(begin)

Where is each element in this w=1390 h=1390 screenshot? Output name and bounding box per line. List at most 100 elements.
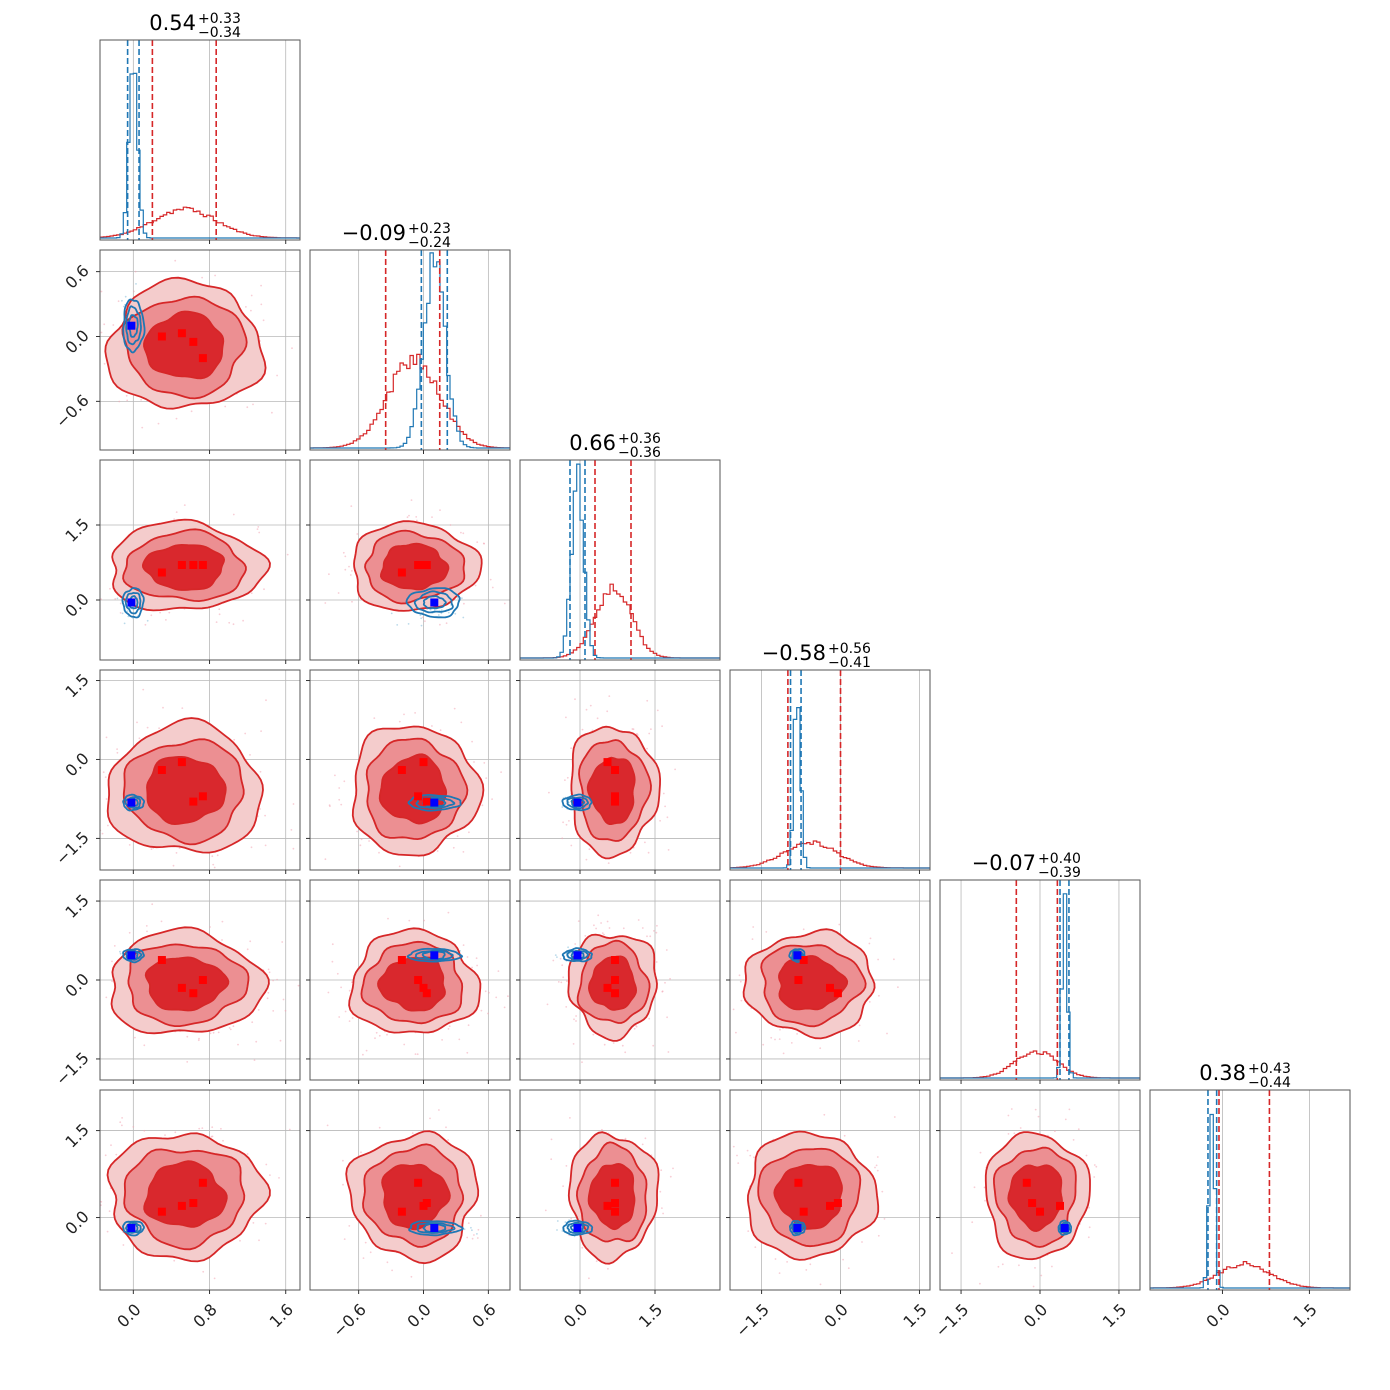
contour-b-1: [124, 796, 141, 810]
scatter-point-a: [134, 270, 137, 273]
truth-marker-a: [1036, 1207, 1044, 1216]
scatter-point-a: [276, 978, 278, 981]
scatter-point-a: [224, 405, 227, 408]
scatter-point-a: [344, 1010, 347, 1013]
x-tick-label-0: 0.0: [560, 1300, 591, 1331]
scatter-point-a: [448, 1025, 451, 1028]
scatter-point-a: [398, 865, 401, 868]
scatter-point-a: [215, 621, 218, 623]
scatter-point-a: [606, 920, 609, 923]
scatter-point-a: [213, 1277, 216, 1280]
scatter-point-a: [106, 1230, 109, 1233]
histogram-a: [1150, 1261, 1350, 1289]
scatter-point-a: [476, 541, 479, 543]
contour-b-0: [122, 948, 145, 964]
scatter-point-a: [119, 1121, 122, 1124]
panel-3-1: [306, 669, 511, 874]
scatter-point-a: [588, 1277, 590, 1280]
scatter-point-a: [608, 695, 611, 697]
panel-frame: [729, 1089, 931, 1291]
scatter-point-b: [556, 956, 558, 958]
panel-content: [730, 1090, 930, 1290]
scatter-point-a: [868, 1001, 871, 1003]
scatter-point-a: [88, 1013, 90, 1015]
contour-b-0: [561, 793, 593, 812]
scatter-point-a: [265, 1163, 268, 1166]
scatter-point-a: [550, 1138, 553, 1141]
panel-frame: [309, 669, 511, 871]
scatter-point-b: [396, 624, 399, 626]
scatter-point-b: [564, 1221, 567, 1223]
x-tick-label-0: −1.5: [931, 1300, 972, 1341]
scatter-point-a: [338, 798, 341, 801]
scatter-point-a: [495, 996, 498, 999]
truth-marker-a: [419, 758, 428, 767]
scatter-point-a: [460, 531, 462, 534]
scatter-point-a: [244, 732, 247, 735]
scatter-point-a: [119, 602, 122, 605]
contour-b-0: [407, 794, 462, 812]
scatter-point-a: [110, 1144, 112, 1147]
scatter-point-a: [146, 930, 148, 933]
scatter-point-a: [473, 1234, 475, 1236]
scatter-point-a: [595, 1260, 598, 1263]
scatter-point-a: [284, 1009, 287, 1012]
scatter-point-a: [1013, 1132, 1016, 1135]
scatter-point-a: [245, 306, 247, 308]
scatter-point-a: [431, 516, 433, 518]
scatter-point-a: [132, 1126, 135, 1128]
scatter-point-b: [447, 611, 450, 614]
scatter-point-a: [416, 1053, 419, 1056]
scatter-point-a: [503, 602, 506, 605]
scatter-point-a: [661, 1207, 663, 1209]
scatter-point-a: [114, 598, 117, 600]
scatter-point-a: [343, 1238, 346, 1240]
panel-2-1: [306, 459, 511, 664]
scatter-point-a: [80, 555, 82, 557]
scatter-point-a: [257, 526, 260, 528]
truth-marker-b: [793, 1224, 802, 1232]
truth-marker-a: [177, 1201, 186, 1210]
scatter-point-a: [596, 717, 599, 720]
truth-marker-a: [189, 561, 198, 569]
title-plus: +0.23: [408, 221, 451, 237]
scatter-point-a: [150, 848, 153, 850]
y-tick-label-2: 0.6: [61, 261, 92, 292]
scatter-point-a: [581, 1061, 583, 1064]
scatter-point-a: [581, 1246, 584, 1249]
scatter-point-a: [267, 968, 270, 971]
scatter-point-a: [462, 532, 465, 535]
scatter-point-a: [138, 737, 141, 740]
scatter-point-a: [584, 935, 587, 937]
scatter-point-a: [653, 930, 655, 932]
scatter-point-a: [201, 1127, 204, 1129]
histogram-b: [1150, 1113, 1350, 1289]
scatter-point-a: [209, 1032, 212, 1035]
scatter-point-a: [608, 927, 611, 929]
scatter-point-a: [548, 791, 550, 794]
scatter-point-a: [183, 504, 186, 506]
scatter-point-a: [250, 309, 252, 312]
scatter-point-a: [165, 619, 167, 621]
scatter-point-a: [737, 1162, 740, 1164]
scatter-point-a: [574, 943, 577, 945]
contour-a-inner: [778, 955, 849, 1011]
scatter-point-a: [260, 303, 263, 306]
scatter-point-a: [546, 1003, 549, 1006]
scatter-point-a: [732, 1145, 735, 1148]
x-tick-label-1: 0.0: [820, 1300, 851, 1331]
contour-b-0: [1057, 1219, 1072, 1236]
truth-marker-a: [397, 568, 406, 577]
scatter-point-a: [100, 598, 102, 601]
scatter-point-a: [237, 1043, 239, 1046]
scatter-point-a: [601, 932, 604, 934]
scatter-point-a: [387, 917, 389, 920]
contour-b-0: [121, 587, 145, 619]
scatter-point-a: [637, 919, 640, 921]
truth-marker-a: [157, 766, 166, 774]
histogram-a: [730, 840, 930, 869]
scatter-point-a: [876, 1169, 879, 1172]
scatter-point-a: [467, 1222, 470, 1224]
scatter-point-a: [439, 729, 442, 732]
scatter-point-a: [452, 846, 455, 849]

(end)

## Stated problem
Copy every line of the records above word for word, leaving out the pictures.

## Final answer
Where is each element in this w=1390 h=1390 screenshot? Output name and bounding box per line. List at most 100 elements.
contour-b-1: [124, 796, 141, 810]
scatter-point-a: [134, 270, 137, 273]
truth-marker-a: [1036, 1207, 1044, 1216]
scatter-point-a: [276, 978, 278, 981]
scatter-point-a: [224, 405, 227, 408]
scatter-point-a: [344, 1010, 347, 1013]
x-tick-label-0: 0.0: [560, 1300, 591, 1331]
scatter-point-a: [448, 1025, 451, 1028]
scatter-point-a: [398, 865, 401, 868]
scatter-point-a: [215, 621, 218, 623]
scatter-point-a: [606, 920, 609, 923]
scatter-point-a: [213, 1277, 216, 1280]
scatter-point-a: [106, 1230, 109, 1233]
histogram-a: [1150, 1261, 1350, 1289]
scatter-point-a: [476, 541, 479, 543]
contour-b-0: [122, 948, 145, 964]
scatter-point-a: [119, 1121, 122, 1124]
panel-3-1: [306, 669, 511, 874]
scatter-point-a: [588, 1277, 590, 1280]
scatter-point-a: [608, 695, 611, 697]
panel-frame: [729, 1089, 931, 1291]
scatter-point-b: [556, 956, 558, 958]
panel-content: [730, 1090, 930, 1290]
scatter-point-a: [868, 1001, 871, 1003]
scatter-point-a: [88, 1013, 90, 1015]
contour-b-0: [561, 793, 593, 812]
scatter-point-a: [265, 1163, 268, 1166]
scatter-point-a: [550, 1138, 553, 1141]
panel-frame: [309, 669, 511, 871]
scatter-point-b: [396, 624, 399, 626]
scatter-point-b: [564, 1221, 567, 1223]
x-tick-label-0: −1.5: [931, 1300, 972, 1341]
scatter-point-a: [338, 798, 341, 801]
scatter-point-a: [495, 996, 498, 999]
truth-marker-a: [419, 758, 428, 767]
scatter-point-a: [460, 531, 462, 534]
scatter-point-a: [244, 732, 247, 735]
scatter-point-a: [119, 602, 122, 605]
contour-b-0: [407, 794, 462, 812]
scatter-point-a: [110, 1144, 112, 1147]
scatter-point-a: [146, 930, 148, 933]
scatter-point-a: [473, 1234, 475, 1236]
scatter-point-a: [595, 1260, 598, 1263]
scatter-point-a: [284, 1009, 287, 1012]
scatter-point-a: [1013, 1132, 1016, 1135]
scatter-point-a: [245, 306, 247, 308]
scatter-point-a: [431, 516, 433, 518]
scatter-point-a: [132, 1126, 135, 1128]
scatter-point-b: [447, 611, 450, 614]
scatter-point-a: [416, 1053, 419, 1056]
scatter-point-a: [503, 602, 506, 605]
scatter-point-a: [661, 1207, 663, 1209]
scatter-point-a: [114, 598, 117, 600]
scatter-point-a: [343, 1238, 346, 1240]
panel-2-1: [306, 459, 511, 664]
scatter-point-a: [80, 555, 82, 557]
scatter-point-a: [257, 526, 260, 528]
truth-marker-b: [793, 1224, 802, 1232]
truth-marker-a: [177, 1201, 186, 1210]
scatter-point-a: [596, 717, 599, 720]
truth-marker-a: [189, 561, 198, 569]
title-plus: +0.23: [408, 221, 451, 237]
scatter-point-a: [150, 848, 153, 850]
y-tick-label-2: 0.6: [61, 261, 92, 292]
scatter-point-a: [581, 1061, 583, 1064]
scatter-point-a: [581, 1246, 584, 1249]
scatter-point-a: [267, 968, 270, 971]
scatter-point-a: [462, 532, 465, 535]
scatter-point-a: [138, 737, 141, 740]
scatter-point-a: [584, 935, 587, 937]
scatter-point-a: [653, 930, 655, 932]
scatter-point-a: [201, 1127, 204, 1129]
histogram-b: [1150, 1113, 1350, 1289]
scatter-point-a: [209, 1032, 212, 1035]
scatter-point-a: [608, 927, 611, 929]
scatter-point-a: [548, 791, 550, 794]
scatter-point-a: [183, 504, 186, 506]
scatter-point-a: [250, 309, 252, 312]
scatter-point-a: [165, 619, 167, 621]
scatter-point-a: [737, 1162, 740, 1164]
scatter-point-a: [574, 943, 577, 945]
contour-a-inner: [778, 955, 849, 1011]
scatter-point-a: [260, 303, 263, 306]
scatter-point-a: [546, 1003, 549, 1006]
scatter-point-a: [732, 1145, 735, 1148]
x-tick-label-1: 0.0: [820, 1300, 851, 1331]
contour-b-0: [1057, 1219, 1072, 1236]
truth-marker-a: [397, 568, 406, 577]
scatter-point-a: [100, 598, 102, 601]
scatter-point-a: [237, 1043, 239, 1046]
scatter-point-a: [601, 932, 604, 934]
scatter-point-a: [387, 917, 389, 920]
contour-b-0: [121, 587, 145, 619]
scatter-point-a: [637, 919, 640, 921]
truth-marker-a: [157, 766, 166, 774]
histogram-a: [730, 840, 930, 869]
scatter-point-a: [876, 1169, 879, 1172]
scatter-point-a: [467, 1222, 470, 1224]
scatter-point-a: [439, 729, 442, 732]
scatter-point-a: [452, 846, 455, 849]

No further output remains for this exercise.